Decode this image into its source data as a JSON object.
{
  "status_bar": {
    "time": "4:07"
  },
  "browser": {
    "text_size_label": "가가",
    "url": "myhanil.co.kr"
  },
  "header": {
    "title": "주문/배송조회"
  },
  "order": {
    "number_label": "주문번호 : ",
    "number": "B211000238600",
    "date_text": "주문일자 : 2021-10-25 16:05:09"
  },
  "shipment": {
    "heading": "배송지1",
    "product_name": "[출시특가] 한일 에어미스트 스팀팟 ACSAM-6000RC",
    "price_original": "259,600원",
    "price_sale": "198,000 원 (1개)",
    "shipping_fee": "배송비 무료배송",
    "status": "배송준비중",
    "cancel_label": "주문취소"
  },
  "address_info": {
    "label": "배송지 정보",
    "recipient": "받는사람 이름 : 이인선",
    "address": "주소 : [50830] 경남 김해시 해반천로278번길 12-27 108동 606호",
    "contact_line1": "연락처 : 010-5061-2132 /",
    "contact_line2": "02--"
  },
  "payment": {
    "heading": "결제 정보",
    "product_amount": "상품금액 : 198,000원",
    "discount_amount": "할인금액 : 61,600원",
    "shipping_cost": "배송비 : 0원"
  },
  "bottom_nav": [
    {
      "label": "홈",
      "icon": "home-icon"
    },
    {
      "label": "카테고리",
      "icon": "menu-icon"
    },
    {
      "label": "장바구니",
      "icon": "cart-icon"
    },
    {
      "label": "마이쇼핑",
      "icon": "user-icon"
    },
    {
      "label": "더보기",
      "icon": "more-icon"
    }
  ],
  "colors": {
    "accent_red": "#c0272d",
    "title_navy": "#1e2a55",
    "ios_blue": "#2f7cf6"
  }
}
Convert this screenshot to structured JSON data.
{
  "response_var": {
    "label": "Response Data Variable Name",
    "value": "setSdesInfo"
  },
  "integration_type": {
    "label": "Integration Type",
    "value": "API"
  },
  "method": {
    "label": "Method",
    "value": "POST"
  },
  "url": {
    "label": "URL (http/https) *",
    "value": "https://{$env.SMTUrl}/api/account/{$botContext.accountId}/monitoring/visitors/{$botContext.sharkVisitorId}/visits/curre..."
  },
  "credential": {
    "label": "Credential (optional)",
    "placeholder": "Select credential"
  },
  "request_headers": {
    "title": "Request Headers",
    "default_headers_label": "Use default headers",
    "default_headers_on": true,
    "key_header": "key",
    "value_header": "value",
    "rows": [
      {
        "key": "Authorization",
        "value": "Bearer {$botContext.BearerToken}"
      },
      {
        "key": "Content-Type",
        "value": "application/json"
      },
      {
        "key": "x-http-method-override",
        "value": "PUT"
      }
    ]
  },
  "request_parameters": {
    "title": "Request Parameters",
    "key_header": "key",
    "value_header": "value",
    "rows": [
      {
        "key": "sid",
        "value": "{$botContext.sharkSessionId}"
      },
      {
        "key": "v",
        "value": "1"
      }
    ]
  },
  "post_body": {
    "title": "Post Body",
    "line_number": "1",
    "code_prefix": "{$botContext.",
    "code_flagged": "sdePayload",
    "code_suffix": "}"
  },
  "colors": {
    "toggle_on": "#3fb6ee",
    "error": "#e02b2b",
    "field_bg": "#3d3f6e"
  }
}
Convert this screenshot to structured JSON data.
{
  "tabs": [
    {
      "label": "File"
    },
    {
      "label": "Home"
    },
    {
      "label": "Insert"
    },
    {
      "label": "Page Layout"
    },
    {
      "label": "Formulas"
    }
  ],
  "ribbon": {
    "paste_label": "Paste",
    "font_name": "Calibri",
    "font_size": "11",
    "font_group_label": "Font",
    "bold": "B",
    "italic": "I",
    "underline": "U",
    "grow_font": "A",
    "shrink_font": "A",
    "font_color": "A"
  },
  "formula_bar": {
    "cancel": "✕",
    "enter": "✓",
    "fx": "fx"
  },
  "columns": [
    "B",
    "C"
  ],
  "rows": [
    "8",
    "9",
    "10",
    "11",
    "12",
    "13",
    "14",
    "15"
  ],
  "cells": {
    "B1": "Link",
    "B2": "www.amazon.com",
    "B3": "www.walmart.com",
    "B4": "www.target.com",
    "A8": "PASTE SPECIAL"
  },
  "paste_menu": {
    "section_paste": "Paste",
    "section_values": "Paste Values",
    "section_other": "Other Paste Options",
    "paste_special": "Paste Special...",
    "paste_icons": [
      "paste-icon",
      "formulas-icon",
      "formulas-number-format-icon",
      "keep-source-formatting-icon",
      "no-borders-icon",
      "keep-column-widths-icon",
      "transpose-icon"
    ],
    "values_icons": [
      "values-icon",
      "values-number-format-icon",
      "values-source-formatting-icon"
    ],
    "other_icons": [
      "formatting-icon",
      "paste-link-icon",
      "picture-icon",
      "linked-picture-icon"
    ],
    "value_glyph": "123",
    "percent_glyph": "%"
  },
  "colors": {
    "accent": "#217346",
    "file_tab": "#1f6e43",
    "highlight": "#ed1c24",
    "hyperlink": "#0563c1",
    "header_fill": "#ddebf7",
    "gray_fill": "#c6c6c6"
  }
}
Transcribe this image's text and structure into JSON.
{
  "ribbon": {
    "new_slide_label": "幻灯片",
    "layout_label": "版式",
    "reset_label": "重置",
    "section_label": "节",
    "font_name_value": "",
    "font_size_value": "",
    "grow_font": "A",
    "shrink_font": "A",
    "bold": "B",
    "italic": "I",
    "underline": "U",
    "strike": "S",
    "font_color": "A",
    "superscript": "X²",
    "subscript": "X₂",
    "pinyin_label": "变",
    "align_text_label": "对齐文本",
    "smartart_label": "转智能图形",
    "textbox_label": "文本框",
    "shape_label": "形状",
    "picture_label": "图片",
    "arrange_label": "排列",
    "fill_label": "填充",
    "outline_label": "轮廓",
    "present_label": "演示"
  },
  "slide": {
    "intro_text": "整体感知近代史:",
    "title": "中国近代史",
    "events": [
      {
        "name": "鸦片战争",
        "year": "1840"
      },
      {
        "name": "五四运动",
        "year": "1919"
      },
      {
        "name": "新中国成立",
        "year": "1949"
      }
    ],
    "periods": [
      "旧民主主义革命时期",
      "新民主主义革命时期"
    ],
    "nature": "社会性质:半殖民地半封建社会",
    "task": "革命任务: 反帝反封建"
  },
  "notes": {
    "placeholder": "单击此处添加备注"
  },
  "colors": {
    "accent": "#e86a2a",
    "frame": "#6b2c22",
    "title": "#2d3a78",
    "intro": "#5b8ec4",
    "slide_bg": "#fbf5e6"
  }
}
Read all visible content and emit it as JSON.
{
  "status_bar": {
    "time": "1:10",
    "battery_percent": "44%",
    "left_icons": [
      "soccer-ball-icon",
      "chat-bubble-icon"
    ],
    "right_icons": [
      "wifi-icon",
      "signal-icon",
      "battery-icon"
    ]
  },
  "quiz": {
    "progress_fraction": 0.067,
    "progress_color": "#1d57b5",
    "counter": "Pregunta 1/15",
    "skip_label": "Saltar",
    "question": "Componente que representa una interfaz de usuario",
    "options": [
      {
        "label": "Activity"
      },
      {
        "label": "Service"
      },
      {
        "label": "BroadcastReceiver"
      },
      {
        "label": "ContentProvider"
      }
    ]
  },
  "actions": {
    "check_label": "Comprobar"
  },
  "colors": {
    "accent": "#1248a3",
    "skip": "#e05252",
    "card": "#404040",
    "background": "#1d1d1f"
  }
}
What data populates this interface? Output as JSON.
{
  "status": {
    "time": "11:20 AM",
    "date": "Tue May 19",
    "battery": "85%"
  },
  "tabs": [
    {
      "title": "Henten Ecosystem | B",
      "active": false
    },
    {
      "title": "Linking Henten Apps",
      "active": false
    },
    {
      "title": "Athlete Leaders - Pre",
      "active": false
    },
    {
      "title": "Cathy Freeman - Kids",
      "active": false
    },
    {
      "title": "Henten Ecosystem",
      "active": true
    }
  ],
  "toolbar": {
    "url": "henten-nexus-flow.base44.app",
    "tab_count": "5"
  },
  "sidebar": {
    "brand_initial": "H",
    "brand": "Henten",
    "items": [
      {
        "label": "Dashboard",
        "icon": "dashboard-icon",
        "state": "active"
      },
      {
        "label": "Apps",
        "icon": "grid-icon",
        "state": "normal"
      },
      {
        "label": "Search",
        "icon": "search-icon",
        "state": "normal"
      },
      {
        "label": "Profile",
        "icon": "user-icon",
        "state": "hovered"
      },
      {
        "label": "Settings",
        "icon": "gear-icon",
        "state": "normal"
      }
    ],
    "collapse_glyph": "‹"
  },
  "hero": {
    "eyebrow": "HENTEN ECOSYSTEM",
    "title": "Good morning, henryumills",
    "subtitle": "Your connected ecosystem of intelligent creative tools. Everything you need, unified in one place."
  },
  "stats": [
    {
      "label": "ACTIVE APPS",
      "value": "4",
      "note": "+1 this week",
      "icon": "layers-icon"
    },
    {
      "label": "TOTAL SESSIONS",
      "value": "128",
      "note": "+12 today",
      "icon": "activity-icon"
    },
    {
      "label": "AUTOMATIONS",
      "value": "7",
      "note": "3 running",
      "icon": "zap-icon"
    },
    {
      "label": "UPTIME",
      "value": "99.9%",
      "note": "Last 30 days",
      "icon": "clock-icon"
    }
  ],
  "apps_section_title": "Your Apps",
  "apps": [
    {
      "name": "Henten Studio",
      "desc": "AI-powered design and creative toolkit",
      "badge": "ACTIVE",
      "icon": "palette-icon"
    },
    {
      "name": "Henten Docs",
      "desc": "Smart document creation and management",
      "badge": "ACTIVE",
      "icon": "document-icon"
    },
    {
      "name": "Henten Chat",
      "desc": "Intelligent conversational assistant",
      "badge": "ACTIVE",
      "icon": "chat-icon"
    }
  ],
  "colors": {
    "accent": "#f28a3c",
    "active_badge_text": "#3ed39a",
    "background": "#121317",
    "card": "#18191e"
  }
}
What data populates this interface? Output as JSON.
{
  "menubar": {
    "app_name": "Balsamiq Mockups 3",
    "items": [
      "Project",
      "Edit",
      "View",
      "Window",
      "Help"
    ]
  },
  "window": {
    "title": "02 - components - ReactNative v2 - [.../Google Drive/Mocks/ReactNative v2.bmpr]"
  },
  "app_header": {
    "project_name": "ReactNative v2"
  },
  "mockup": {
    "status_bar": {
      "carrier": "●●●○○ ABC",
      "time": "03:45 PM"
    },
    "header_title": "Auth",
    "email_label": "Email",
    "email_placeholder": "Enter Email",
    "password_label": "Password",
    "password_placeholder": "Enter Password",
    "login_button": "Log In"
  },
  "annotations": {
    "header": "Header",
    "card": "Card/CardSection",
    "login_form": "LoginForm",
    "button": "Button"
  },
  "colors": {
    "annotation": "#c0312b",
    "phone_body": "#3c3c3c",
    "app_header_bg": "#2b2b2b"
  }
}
_ _ _
Given problem →
Gather each line in the entries above where the string "this" is found.

In response →
Decode this image into its source data as a JSON object.
Convert this screenshot to structured JSON data.
Convert this screenshot to structured JSON data.
Transcribe this image's text and structure into JSON.
What data populates this interface? Output as JSON.
      "note": "+1 this week",
What data populates this interface? Output as JSON.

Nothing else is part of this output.